* **DATA PROVIDED**:
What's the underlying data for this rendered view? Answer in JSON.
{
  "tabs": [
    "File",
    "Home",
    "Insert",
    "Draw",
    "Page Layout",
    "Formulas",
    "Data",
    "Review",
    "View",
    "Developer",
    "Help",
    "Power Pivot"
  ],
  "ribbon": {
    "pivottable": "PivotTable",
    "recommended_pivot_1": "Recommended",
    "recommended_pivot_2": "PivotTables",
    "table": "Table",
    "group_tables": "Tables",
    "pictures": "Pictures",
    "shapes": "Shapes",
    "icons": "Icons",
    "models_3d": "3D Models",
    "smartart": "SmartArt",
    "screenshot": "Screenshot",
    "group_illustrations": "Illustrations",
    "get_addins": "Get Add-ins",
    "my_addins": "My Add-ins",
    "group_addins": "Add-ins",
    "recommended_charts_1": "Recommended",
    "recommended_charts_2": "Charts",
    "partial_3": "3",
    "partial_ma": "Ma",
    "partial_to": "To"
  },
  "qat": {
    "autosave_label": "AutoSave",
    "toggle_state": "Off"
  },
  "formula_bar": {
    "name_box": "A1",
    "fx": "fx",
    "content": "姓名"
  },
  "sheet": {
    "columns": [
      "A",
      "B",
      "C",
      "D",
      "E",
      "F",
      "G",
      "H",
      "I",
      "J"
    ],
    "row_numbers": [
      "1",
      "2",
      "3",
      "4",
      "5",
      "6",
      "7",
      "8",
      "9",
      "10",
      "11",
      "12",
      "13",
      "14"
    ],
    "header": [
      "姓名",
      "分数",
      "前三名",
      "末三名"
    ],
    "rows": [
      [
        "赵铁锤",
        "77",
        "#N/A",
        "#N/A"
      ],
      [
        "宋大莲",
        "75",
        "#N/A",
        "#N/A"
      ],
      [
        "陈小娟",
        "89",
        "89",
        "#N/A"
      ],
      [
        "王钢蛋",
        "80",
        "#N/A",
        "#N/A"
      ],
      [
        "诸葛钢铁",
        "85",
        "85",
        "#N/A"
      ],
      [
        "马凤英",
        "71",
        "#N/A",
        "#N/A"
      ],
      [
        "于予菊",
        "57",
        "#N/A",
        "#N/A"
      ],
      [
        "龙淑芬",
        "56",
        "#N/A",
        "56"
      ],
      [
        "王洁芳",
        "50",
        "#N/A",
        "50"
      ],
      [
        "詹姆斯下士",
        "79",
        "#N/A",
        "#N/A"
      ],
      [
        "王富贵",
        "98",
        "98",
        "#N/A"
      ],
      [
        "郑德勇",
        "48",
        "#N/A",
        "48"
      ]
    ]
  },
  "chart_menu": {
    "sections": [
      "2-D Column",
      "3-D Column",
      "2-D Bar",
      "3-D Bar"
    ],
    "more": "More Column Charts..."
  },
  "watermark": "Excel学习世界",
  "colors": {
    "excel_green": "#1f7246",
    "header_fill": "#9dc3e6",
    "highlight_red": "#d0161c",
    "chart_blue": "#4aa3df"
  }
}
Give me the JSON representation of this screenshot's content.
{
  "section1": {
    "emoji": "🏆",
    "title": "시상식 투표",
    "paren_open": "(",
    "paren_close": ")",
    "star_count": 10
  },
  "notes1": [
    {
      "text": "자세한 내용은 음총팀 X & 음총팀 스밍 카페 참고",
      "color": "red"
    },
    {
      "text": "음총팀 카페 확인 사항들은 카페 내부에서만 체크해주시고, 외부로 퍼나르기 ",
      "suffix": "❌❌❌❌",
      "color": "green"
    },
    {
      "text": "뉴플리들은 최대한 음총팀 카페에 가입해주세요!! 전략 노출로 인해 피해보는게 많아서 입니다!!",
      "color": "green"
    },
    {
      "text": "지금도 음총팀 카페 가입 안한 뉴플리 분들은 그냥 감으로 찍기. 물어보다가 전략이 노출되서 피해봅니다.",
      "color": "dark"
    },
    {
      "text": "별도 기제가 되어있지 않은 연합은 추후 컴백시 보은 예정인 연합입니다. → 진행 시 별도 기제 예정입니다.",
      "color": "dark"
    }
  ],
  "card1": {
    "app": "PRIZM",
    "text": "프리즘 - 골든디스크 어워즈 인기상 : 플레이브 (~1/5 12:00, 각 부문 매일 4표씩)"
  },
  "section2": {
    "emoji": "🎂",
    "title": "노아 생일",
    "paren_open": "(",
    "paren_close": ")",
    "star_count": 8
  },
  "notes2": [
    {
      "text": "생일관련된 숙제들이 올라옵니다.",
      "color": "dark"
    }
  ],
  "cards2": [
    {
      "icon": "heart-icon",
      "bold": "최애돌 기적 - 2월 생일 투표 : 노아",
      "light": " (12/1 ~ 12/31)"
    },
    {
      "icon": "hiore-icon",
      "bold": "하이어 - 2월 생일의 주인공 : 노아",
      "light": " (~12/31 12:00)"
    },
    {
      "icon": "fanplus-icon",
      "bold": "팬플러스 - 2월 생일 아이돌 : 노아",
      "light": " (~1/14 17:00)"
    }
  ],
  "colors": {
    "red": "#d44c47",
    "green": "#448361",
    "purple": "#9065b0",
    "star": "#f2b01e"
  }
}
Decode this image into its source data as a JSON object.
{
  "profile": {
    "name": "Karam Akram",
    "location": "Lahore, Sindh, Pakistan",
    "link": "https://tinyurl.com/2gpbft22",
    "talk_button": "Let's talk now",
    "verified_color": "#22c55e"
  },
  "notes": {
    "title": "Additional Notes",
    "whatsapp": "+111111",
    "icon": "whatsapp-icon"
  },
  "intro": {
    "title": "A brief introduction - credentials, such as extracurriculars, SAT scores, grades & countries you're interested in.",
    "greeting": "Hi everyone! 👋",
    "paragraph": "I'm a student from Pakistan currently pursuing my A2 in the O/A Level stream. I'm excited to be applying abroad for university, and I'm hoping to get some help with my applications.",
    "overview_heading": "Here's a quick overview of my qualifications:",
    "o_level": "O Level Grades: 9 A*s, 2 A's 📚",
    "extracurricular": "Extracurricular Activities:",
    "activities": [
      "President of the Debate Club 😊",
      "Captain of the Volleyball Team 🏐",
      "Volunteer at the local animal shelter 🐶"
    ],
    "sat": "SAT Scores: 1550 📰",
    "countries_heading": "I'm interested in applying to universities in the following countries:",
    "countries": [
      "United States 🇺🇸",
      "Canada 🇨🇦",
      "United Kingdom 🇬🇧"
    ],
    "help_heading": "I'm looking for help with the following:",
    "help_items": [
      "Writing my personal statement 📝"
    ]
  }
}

* **AIM OF THE TASK**:
Write out the listing once more, matching it exactly.

* **TASK RESULT**:
What's the underlying data for this rendered view? Answer in JSON.
{
  "tabs": [
    "File",
    "Home",
    "Insert",
    "Draw",
    "Page Layout",
    "Formulas",
    "Data",
    "Review",
    "View",
    "Developer",
    "Help",
    "Power Pivot"
  ],
  "ribbon": {
    "pivottable": "PivotTable",
    "recommended_pivot_1": "Recommended",
    "recommended_pivot_2": "PivotTables",
    "table": "Table",
    "group_tables": "Tables",
    "pictures": "Pictures",
    "shapes": "Shapes",
    "icons": "Icons",
    "models_3d": "3D Models",
    "smartart": "SmartArt",
    "screenshot": "Screenshot",
    "group_illustrations": "Illustrations",
    "get_addins": "Get Add-ins",
    "my_addins": "My Add-ins",
    "group_addins": "Add-ins",
    "recommended_charts_1": "Recommended",
    "recommended_charts_2": "Charts",
    "partial_3": "3",
    "partial_ma": "Ma",
    "partial_to": "To"
  },
  "qat": {
    "autosave_label": "AutoSave",
    "toggle_state": "Off"
  },
  "formula_bar": {
    "name_box": "A1",
    "fx": "fx",
    "content": "姓名"
  },
  "sheet": {
    "columns": [
      "A",
      "B",
      "C",
      "D",
      "E",
      "F",
      "G",
      "H",
      "I",
      "J"
    ],
    "row_numbers": [
      "1",
      "2",
      "3",
      "4",
      "5",
      "6",
      "7",
      "8",
      "9",
      "10",
      "11",
      "12",
      "13",
      "14"
    ],
    "header": [
      "姓名",
      "分数",
      "前三名",
      "末三名"
    ],
    "rows": [
      [
        "赵铁锤",
        "77",
        "#N/A",
        "#N/A"
      ],
      [
        "宋大莲",
        "75",
        "#N/A",
        "#N/A"
      ],
      [
        "陈小娟",
        "89",
        "89",
        "#N/A"
      ],
      [
        "王钢蛋",
        "80",
        "#N/A",
        "#N/A"
      ],
      [
        "诸葛钢铁",
        "85",
        "85",
        "#N/A"
      ],
      [
        "马凤英",
        "71",
        "#N/A",
        "#N/A"
      ],
      [
        "于予菊",
        "57",
        "#N/A",
        "#N/A"
      ],
      [
        "龙淑芬",
        "56",
        "#N/A",
        "56"
      ],
      [
        "王洁芳",
        "50",
        "#N/A",
        "50"
      ],
      [
        "詹姆斯下士",
        "79",
        "#N/A",
        "#N/A"
      ],
      [
        "王富贵",
        "98",
        "98",
        "#N/A"
      ],
      [
        "郑德勇",
        "48",
        "#N/A",
        "48"
      ]
    ]
  },
  "chart_menu": {
    "sections": [
      "2-D Column",
      "3-D Column",
      "2-D Bar",
      "3-D Bar"
    ],
    "more": "More Column Charts..."
  },
  "watermark": "Excel学习世界",
  "colors": {
    "excel_green": "#1f7246",
    "header_fill": "#9dc3e6",
    "highlight_red": "#d0161c",
    "chart_blue": "#4aa3df"
  }
}
Give me the JSON representation of this screenshot's content.
{
  "section1": {
    "emoji": "🏆",
    "title": "시상식 투표",
    "paren_open": "(",
    "paren_close": ")",
    "star_count": 10
  },
  "notes1": [
    {
      "text": "자세한 내용은 음총팀 X & 음총팀 스밍 카페 참고",
      "color": "red"
    },
    {
      "text": "음총팀 카페 확인 사항들은 카페 내부에서만 체크해주시고, 외부로 퍼나르기 ",
      "suffix": "❌❌❌❌",
      "color": "green"
    },
    {
      "text": "뉴플리들은 최대한 음총팀 카페에 가입해주세요!! 전략 노출로 인해 피해보는게 많아서 입니다!!",
      "color": "green"
    },
    {
      "text": "지금도 음총팀 카페 가입 안한 뉴플리 분들은 그냥 감으로 찍기. 물어보다가 전략이 노출되서 피해봅니다.",
      "color": "dark"
    },
    {
      "text": "별도 기제가 되어있지 않은 연합은 추후 컴백시 보은 예정인 연합입니다. → 진행 시 별도 기제 예정입니다.",
      "color": "dark"
    }
  ],
  "card1": {
    "app": "PRIZM",
    "text": "프리즘 - 골든디스크 어워즈 인기상 : 플레이브 (~1/5 12:00, 각 부문 매일 4표씩)"
  },
  "section2": {
    "emoji": "🎂",
    "title": "노아 생일",
    "paren_open": "(",
    "paren_close": ")",
    "star_count": 8
  },
  "notes2": [
    {
      "text": "생일관련된 숙제들이 올라옵니다.",
      "color": "dark"
    }
  ],
  "cards2": [
    {
      "icon": "heart-icon",
      "bold": "최애돌 기적 - 2월 생일 투표 : 노아",
      "light": " (12/1 ~ 12/31)"
    },
    {
      "icon": "hiore-icon",
      "bold": "하이어 - 2월 생일의 주인공 : 노아",
      "light": " (~12/31 12:00)"
    },
    {
      "icon": "fanplus-icon",
      "bold": "팬플러스 - 2월 생일 아이돌 : 노아",
      "light": " (~1/14 17:00)"
    }
  ],
  "colors": {
    "red": "#d44c47",
    "green": "#448361",
    "purple": "#9065b0",
    "star": "#f2b01e"
  }
}
Decode this image into its source data as a JSON object.
{
  "profile": {
    "name": "Karam Akram",
    "location": "Lahore, Sindh, Pakistan",
    "link": "https://tinyurl.com/2gpbft22",
    "talk_button": "Let's talk now",
    "verified_color": "#22c55e"
  },
  "notes": {
    "title": "Additional Notes",
    "whatsapp": "+111111",
    "icon": "whatsapp-icon"
  },
  "intro": {
    "title": "A brief introduction - credentials, such as extracurriculars, SAT scores, grades & countries you're interested in.",
    "greeting": "Hi everyone! 👋",
    "paragraph": "I'm a student from Pakistan currently pursuing my A2 in the O/A Level stream. I'm excited to be applying abroad for university, and I'm hoping to get some help with my applications.",
    "overview_heading": "Here's a quick overview of my qualifications:",
    "o_level": "O Level Grades: 9 A*s, 2 A's 📚",
    "extracurricular": "Extracurricular Activities:",
    "activities": [
      "President of the Debate Club 😊",
      "Captain of the Volleyball Team 🏐",
      "Volunteer at the local animal shelter 🐶"
    ],
    "sat": "SAT Scores: 1550 📰",
    "countries_heading": "I'm interested in applying to universities in the following countries:",
    "countries": [
      "United States 🇺🇸",
      "Canada 🇨🇦",
      "United Kingdom 🇬🇧"
    ],
    "help_heading": "I'm looking for help with the following:",
    "help_items": [
      "Writing my personal statement 📝"
    ]
  }
}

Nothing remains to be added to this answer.